* STORED DATA:
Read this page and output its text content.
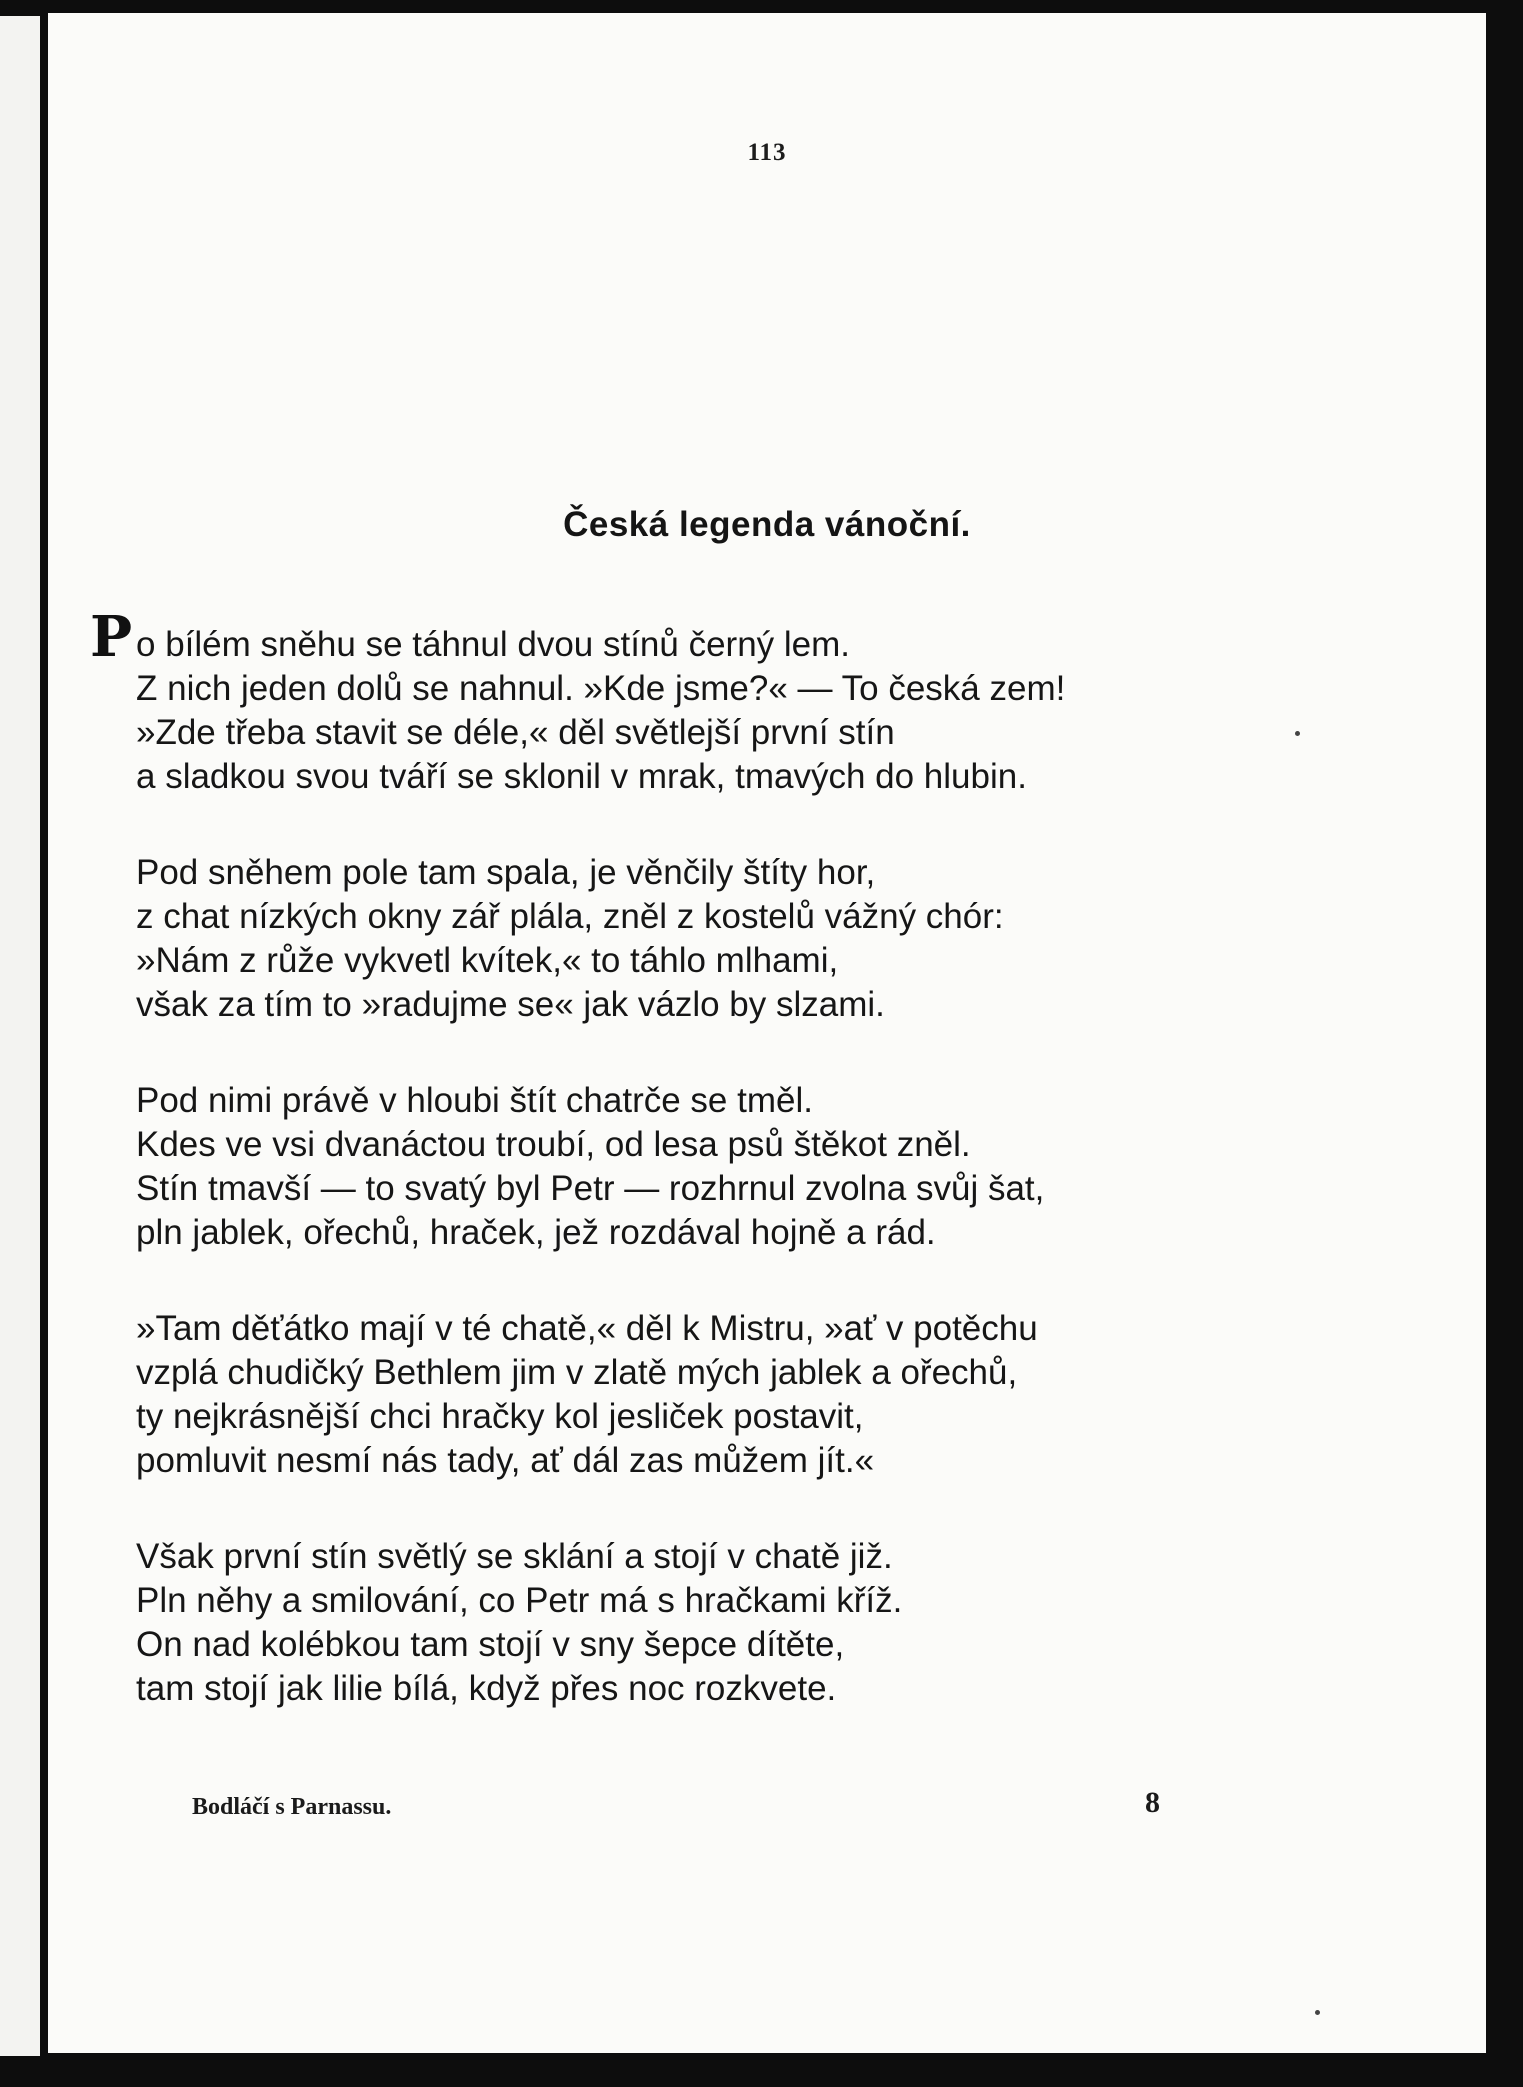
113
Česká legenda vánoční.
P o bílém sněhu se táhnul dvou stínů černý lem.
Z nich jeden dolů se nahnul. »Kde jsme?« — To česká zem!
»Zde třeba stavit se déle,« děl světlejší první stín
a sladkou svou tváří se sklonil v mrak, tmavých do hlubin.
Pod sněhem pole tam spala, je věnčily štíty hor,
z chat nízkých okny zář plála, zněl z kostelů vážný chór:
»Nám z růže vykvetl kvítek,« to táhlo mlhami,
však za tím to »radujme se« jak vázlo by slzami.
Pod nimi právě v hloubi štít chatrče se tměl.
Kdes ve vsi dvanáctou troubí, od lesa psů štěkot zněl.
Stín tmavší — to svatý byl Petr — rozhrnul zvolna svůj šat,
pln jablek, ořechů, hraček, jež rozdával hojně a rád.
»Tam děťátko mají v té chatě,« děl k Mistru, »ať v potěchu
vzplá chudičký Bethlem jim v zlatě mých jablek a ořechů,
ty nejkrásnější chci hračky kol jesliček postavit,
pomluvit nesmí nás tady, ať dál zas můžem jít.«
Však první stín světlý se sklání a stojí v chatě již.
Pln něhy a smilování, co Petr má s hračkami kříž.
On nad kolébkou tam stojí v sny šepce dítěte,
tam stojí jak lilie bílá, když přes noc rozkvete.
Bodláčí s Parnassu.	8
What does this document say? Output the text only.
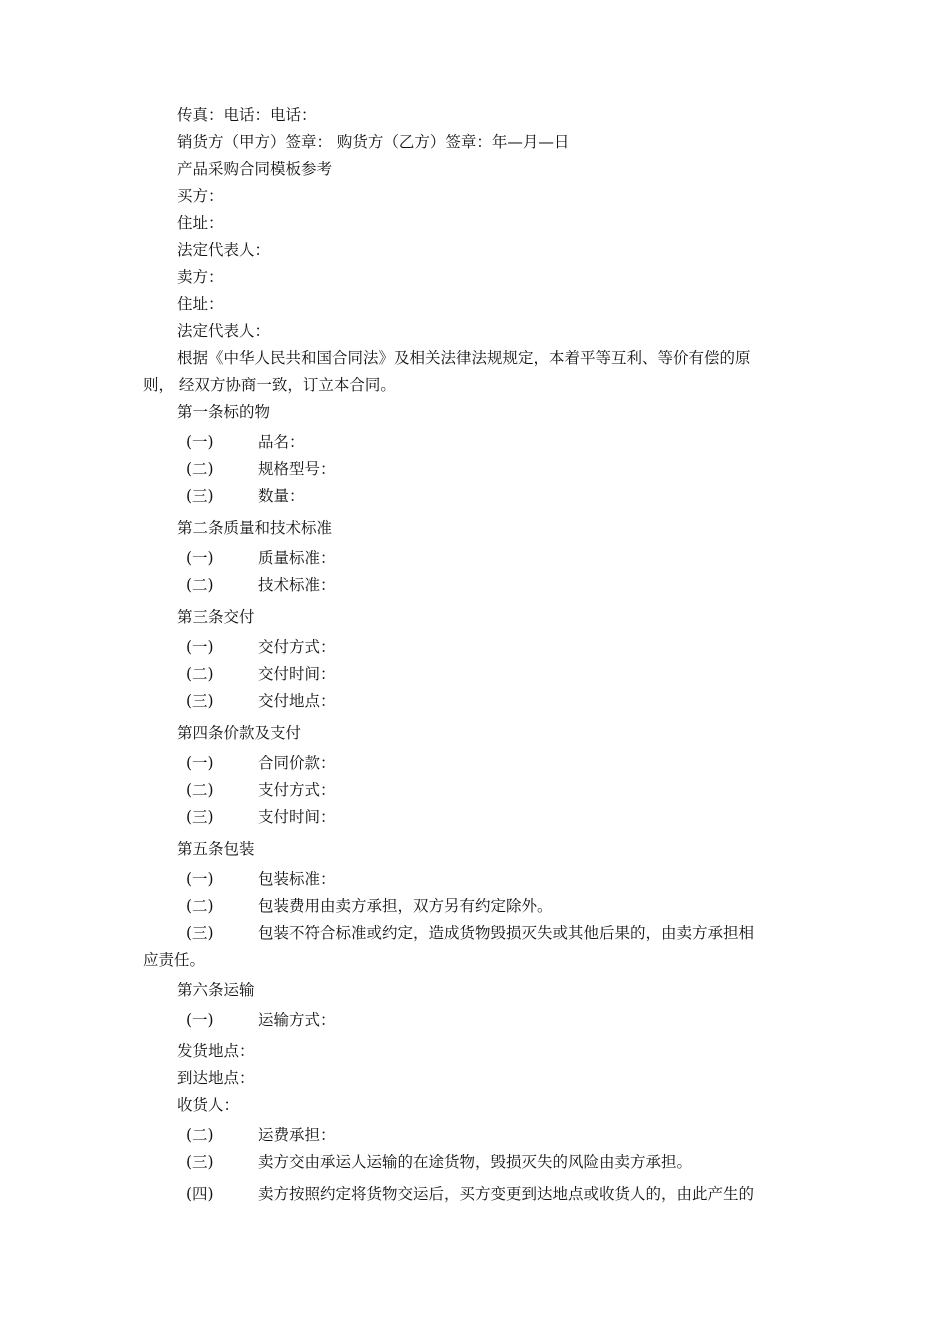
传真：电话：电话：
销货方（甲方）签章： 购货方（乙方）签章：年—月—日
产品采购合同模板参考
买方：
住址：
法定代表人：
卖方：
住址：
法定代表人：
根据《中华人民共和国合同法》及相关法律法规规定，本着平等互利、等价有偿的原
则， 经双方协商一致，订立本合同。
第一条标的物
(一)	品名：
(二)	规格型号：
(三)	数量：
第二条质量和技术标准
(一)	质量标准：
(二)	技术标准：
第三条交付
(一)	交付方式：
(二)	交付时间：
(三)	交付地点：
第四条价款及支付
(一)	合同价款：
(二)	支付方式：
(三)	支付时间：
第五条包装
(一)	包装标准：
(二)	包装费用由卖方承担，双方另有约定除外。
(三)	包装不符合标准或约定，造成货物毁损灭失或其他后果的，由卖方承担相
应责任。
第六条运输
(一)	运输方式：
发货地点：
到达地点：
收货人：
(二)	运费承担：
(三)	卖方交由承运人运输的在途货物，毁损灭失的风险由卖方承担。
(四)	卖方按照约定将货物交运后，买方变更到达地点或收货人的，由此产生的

* STATED EXERCISE: Above are records to transcribe exactly; leave their pictures out.

* RESULT OF THIS EXERCISE:
Read this page and output its text content.
113
Česká legenda vánoční.
P o bílém sněhu se táhnul dvou stínů černý lem.
Z nich jeden dolů se nahnul. »Kde jsme?« — To česká zem!
»Zde třeba stavit se déle,« děl světlejší první stín
a sladkou svou tváří se sklonil v mrak, tmavých do hlubin.
Pod sněhem pole tam spala, je věnčily štíty hor,
z chat nízkých okny zář plála, zněl z kostelů vážný chór:
»Nám z růže vykvetl kvítek,« to táhlo mlhami,
však za tím to »radujme se« jak vázlo by slzami.
Pod nimi právě v hloubi štít chatrče se tměl.
Kdes ve vsi dvanáctou troubí, od lesa psů štěkot zněl.
Stín tmavší — to svatý byl Petr — rozhrnul zvolna svůj šat,
pln jablek, ořechů, hraček, jež rozdával hojně a rád.
»Tam děťátko mají v té chatě,« děl k Mistru, »ať v potěchu
vzplá chudičký Bethlem jim v zlatě mých jablek a ořechů,
ty nejkrásnější chci hračky kol jesliček postavit,
pomluvit nesmí nás tady, ať dál zas můžem jít.«
Však první stín světlý se sklání a stojí v chatě již.
Pln něhy a smilování, co Petr má s hračkami kříž.
On nad kolébkou tam stojí v sny šepce dítěte,
tam stojí jak lilie bílá, když přes noc rozkvete.
Bodláčí s Parnassu.	8
What does this document say? Output the text only.
传真：电话：电话：
销货方（甲方）签章： 购货方（乙方）签章：年—月—日
产品采购合同模板参考
买方：
住址：
法定代表人：
卖方：
住址：
法定代表人：
根据《中华人民共和国合同法》及相关法律法规规定，本着平等互利、等价有偿的原
则， 经双方协商一致，订立本合同。
第一条标的物
(一)	品名：
(二)	规格型号：
(三)	数量：
第二条质量和技术标准
(一)	质量标准：
(二)	技术标准：
第三条交付
(一)	交付方式：
(二)	交付时间：
(三)	交付地点：
第四条价款及支付
(一)	合同价款：
(二)	支付方式：
(三)	支付时间：
第五条包装
(一)	包装标准：
(二)	包装费用由卖方承担，双方另有约定除外。
(三)	包装不符合标准或约定，造成货物毁损灭失或其他后果的，由卖方承担相
应责任。
第六条运输
(一)	运输方式：
发货地点：
到达地点：
收货人：
(二)	运费承担：
(三)	卖方交由承运人运输的在途货物，毁损灭失的风险由卖方承担。
(四)	卖方按照约定将货物交运后，买方变更到达地点或收货人的，由此产生的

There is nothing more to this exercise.